▶ [How to complete this task]
Answer these questions about the dissertation research abstract below:
1. Which university is listed for the project?
2. Which DNA editing tool does the project study?
3. At which two organizations will data be gathered?

▶ [Passage provided]
......

Doctoral Dissertation Research: Institutionalizing Standards in Clinical Genome Editing
University Of California-Berkeley, Berkeley CA
Investigators
Abstract
This project investigates the process by which regulatory guidelines and standards of practice are developed: How do best practices and standard operating protocols become institutionalized into formal policies, guidelines and norms? It does so for the technology of genome editing, specifically for the case of the DNA editing tool CRISPR and the technological breakthrough it represents. To address social and ethical implications raised by these technologies, scientists have convened open conference forums, but academic and industry scientists largely make decisions about the direction of research, the standards of efficacy and measurement, and the safety of clinical protocols behind closed doors. Findings will contribute to the training of scientists and decision-making concerning science. Data concerning determination of guidelines and standards of practice will be gathered through interviews, participant observation, and archival research at the Center for Biologics Evaluation and Research (CBER) of the U.S. Food and Drug Administration (FDA) and at the National Institute of Standards and Technology (NIST) in the Department of Commerce. The project's methodology builds on the conventions of laboratory studies by using the extended-case method of ethnography, which relies on comparative data and multi-site participant observation to trace decentralized processes. By describing the process by which regulatory guidelines are produced by stakeholders at strategic sites of institutionalization, this project contributes to the sociology of science and technology, organizations and political sociology. This award reflects NSF's statutory mission and has been deemed worthy of support through evaluation using the Foundation's intellectual merit and broader impacts review criteria.

......

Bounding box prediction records
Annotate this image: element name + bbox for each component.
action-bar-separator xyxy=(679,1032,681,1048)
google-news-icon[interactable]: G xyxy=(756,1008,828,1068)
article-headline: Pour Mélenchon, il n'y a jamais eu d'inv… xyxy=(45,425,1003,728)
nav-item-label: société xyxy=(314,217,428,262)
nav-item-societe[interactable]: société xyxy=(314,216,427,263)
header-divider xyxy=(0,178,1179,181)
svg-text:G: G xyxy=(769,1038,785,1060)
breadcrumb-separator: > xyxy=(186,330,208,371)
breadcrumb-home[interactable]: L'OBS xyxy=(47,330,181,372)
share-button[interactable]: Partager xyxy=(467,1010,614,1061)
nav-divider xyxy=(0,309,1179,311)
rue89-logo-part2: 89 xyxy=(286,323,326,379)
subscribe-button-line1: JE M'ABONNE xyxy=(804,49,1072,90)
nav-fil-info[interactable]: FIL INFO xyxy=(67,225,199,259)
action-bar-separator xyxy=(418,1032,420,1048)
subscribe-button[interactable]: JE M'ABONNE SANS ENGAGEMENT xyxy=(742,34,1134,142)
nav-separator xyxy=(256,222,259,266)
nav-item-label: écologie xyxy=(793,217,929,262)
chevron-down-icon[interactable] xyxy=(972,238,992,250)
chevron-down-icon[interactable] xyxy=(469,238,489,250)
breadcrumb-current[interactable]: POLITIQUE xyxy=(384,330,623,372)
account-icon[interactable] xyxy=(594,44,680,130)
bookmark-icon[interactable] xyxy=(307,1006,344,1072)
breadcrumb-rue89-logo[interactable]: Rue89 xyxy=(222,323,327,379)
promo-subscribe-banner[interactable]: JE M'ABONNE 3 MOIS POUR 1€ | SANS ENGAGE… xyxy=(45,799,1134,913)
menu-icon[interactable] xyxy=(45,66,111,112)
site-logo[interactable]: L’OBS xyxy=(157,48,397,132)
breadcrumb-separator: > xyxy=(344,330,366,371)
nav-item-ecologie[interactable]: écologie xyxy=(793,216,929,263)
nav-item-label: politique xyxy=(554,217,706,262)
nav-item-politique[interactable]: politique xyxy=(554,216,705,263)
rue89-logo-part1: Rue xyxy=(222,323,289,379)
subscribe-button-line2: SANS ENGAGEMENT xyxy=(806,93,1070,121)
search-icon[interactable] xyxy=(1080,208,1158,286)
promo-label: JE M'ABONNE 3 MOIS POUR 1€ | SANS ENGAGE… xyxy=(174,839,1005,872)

......

▶ [Solution to this task]
1. University Of California-Berkeley, Berkeley CA
2. CRISPR
3. The Center for Biologics Evaluation and Research (CBER) of the U.S. Food and Drug Administration (FDA), and the National Institute of Standards and Technology (NIST) in the Department of Commerce